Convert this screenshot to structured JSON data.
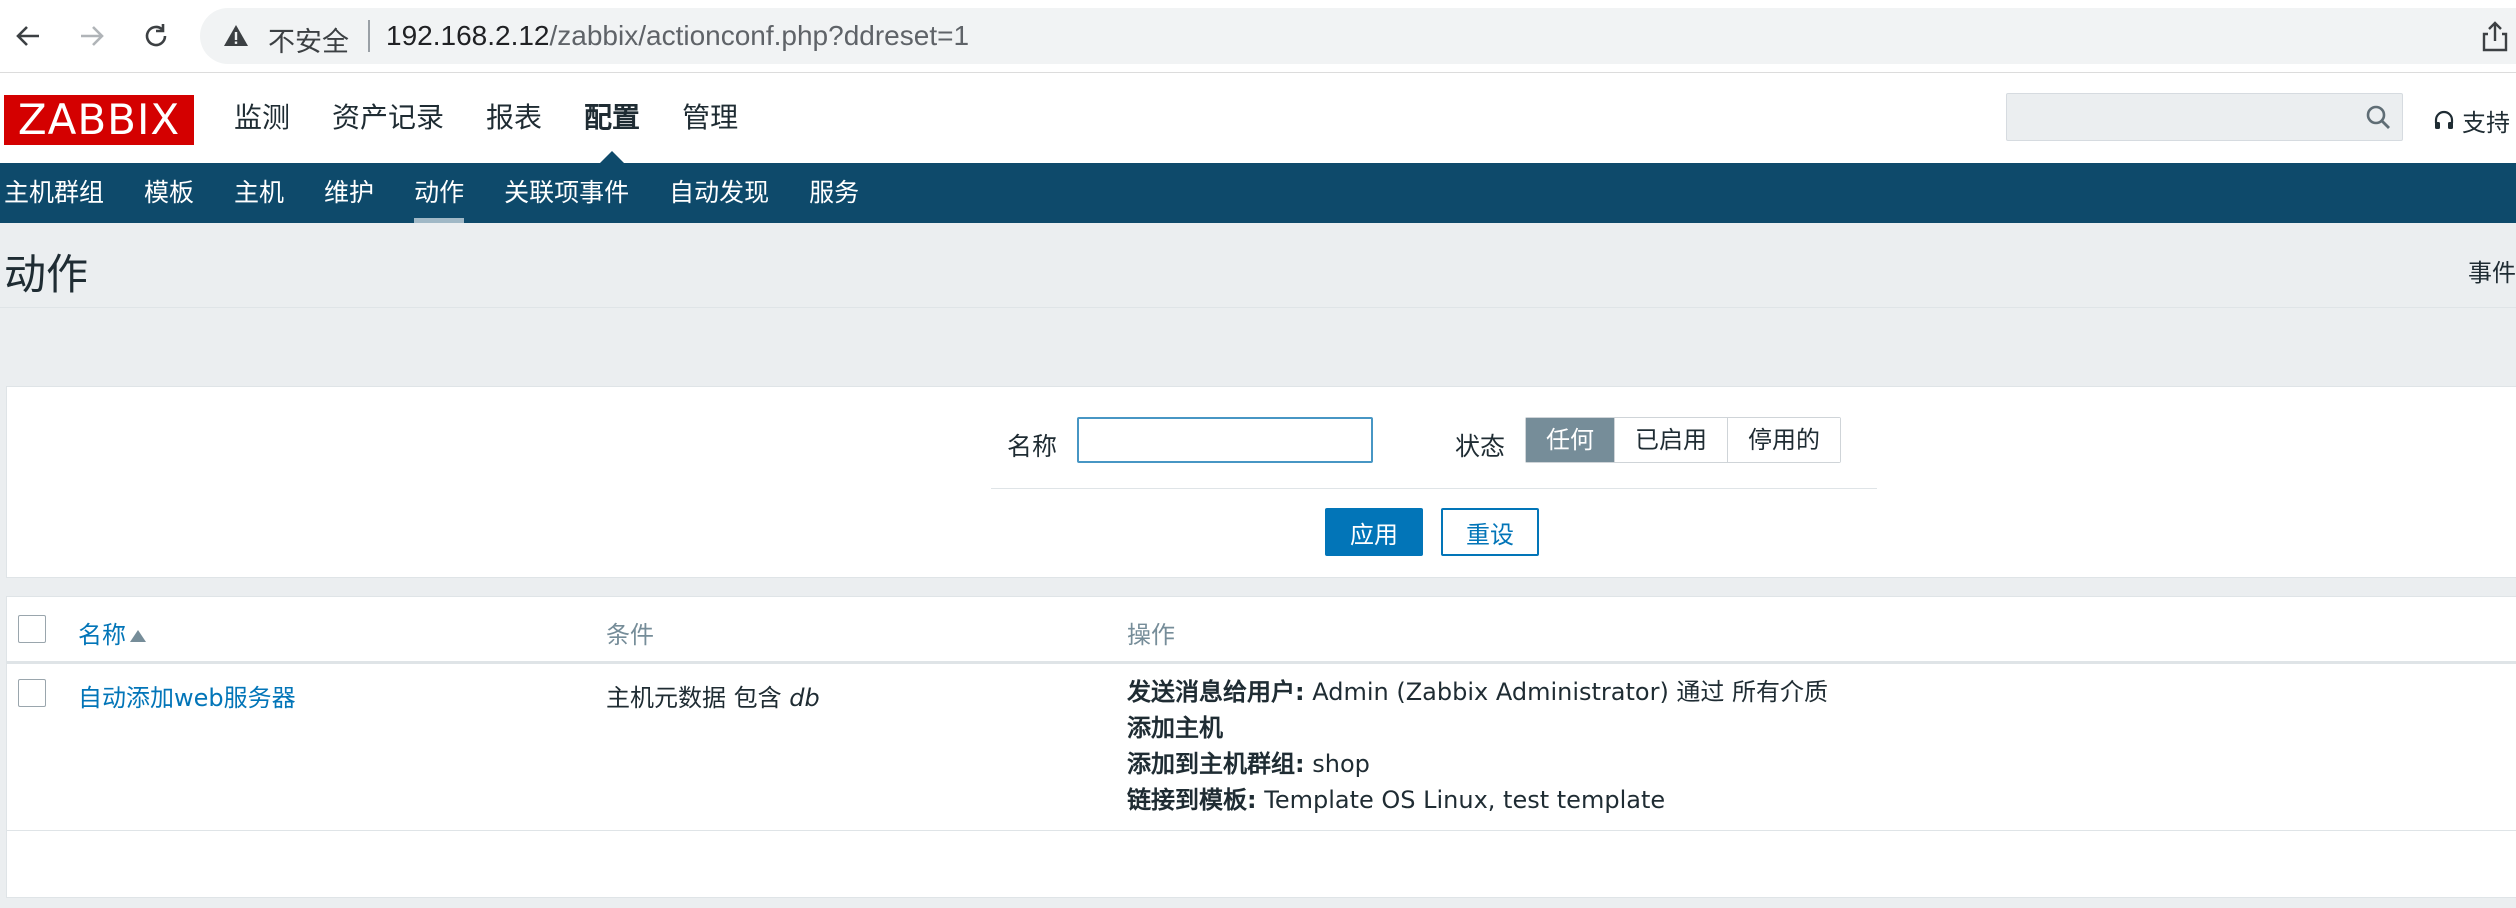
{
  "browser": {
    "insecure_label": "不安全",
    "url_host": "192.168.2.12",
    "url_path": "/zabbix/actionconf.php?ddreset=1"
  },
  "logo": "ZABBIX",
  "top_menu": [
    "监测",
    "资产记录",
    "报表",
    "配置",
    "管理"
  ],
  "support_label": "支持",
  "search": {
    "value": ""
  },
  "sub_menu": [
    "主机群组",
    "模板",
    "主机",
    "维护",
    "动作",
    "关联项事件",
    "自动发现",
    "服务"
  ],
  "page": {
    "title": "动作",
    "right_selector": "事件"
  },
  "filter": {
    "name_label": "名称",
    "name_value": "",
    "status_label": "状态",
    "status_options": [
      "任何",
      "已启用",
      "停用的"
    ],
    "status_selected": "任何",
    "apply": "应用",
    "reset": "重设"
  },
  "table": {
    "headers": {
      "name": "名称",
      "conditions": "条件",
      "operations": "操作"
    },
    "rows": [
      {
        "name": "自动添加web服务器",
        "condition_text": "主机元数据 包含 ",
        "condition_value": "db",
        "operations": [
          {
            "label": "发送消息给用户:",
            "value": " Admin (Zabbix Administrator) 通过 所有介质"
          },
          {
            "label": "添加主机",
            "value": ""
          },
          {
            "label": "添加到主机群组:",
            "value": " shop"
          },
          {
            "label": "链接到模板:",
            "value": " Template OS Linux, test template"
          }
        ]
      }
    ]
  },
  "colors": {
    "brand_red": "#d40000",
    "nav_blue": "#0e4a6b",
    "link_blue": "#0275b8",
    "segment_active": "#768d99"
  }
}
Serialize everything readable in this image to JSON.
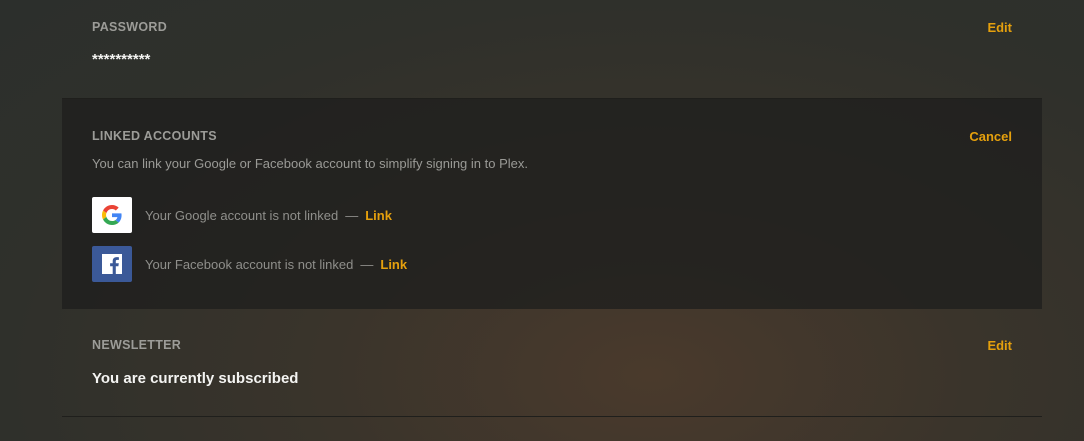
{
  "password": {
    "label": "PASSWORD",
    "action": "Edit",
    "value": "**********"
  },
  "linked_accounts": {
    "label": "LINKED ACCOUNTS",
    "action": "Cancel",
    "description": "You can link your Google or Facebook account to simplify signing in to Plex.",
    "separator": "—",
    "accounts": [
      {
        "icon": "google-icon",
        "text": "Your Google account is not linked",
        "link": "Link"
      },
      {
        "icon": "facebook-icon",
        "text": "Your Facebook account is not linked",
        "link": "Link"
      }
    ]
  },
  "newsletter": {
    "label": "NEWSLETTER",
    "action": "Edit",
    "value": "You are currently subscribed"
  },
  "colors": {
    "accent": "#e5a00d",
    "facebook_blue": "#3b5998"
  }
}
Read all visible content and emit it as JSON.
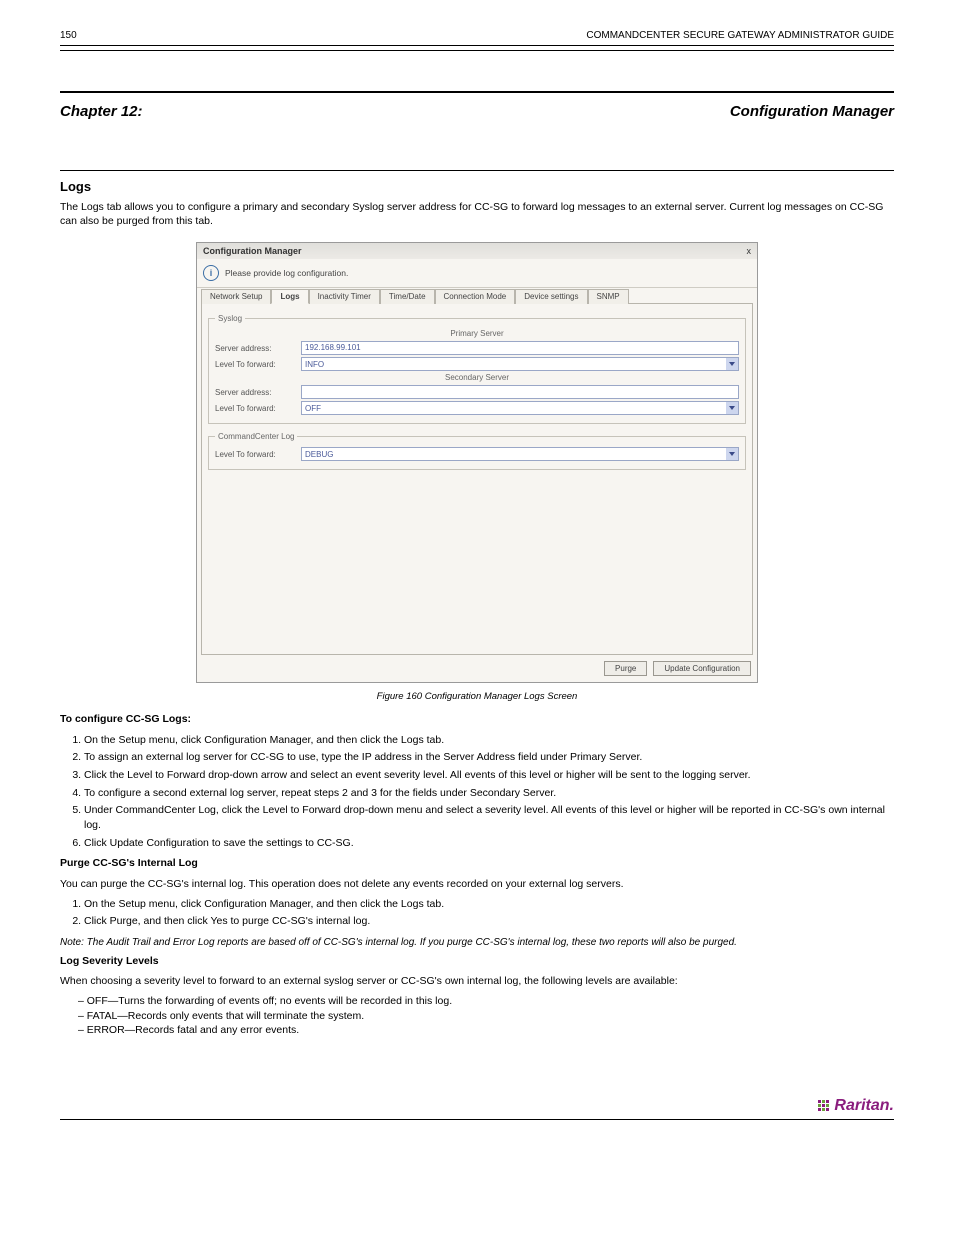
{
  "header": {
    "page": "150",
    "manual": "COMMANDCENTER SECURE GATEWAY ADMINISTRATOR GUIDE"
  },
  "chapter": {
    "num": "Chapter 12:",
    "title": "Configuration Manager"
  },
  "section": {
    "title": "Logs",
    "para": "The Logs tab allows you to configure a primary and secondary Syslog server address for CC-SG to forward log messages to an external server. Current log messages on CC-SG can also be purged from this tab."
  },
  "window": {
    "title": "Configuration Manager",
    "close": "x",
    "info": "Please provide log configuration.",
    "tabs": [
      "Network Setup",
      "Logs",
      "Inactivity Timer",
      "Time/Date",
      "Connection Mode",
      "Device settings",
      "SNMP"
    ],
    "activeTab": 1,
    "syslogLegend": "Syslog",
    "primary": "Primary Server",
    "secondary": "Secondary Server",
    "ccLegend": "CommandCenter Log",
    "labels": {
      "addr": "Server address:",
      "level": "Level To forward:"
    },
    "vals": {
      "addr1": "192.168.99.101",
      "lvl1": "INFO",
      "addr2": "",
      "lvl2": "OFF",
      "lvl3": "DEBUG"
    },
    "buttons": {
      "purge": "Purge",
      "update": "Update Configuration"
    }
  },
  "caption": "Figure 160 Configuration Manager Logs Screen",
  "configLogs": {
    "h": "To configure CC-SG Logs:",
    "steps": [
      "On the Setup menu, click Configuration Manager, and then click the Logs tab.",
      "To assign an external log server for CC-SG to use, type the IP address in the Server Address field under Primary Server.",
      "Click the Level to Forward drop-down arrow and select an event severity level. All events of this level or higher will be sent to the logging server.",
      "To configure a second external log server, repeat steps 2 and 3 for the fields under Secondary Server.",
      "Under CommandCenter Log, click the Level to Forward drop-down menu and select a severity level. All events of this level or higher will be reported in CC-SG's own internal log.",
      "Click Update Configuration to save the settings to CC-SG."
    ]
  },
  "purge": {
    "h": "Purge CC-SG's Internal Log",
    "p": "You can purge the CC-SG's internal log. This operation does not delete any events recorded on your external log servers.",
    "s1": "On the Setup menu, click Configuration Manager, and then click the Logs tab.",
    "s2": "Click Purge, and then click Yes to purge CC-SG's internal log."
  },
  "note": "Note: The Audit Trail and Error Log reports are based off of CC-SG's internal log. If you purge CC-SG's internal log, these two reports will also be purged.",
  "severities": {
    "h": "Log Severity Levels",
    "p": "When choosing a severity level to forward to an external syslog server or CC-SG's own internal log, the following levels are available:",
    "items": [
      "OFF—Turns the forwarding of events off; no events will be recorded in this log.",
      "FATAL—Records only events that will terminate the system.",
      "ERROR—Records fatal and any error events."
    ]
  },
  "footer": {
    "brand": "Raritan."
  }
}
===============
Pick out every line of the listing containing the word "recorded", and show those lines.

    "p": "You can purge the CC-SG's internal log. This operation does not delete any events recorded on your external log servers.",
      "OFF—Turns the forwarding of events off; no events will be recorded in this log.",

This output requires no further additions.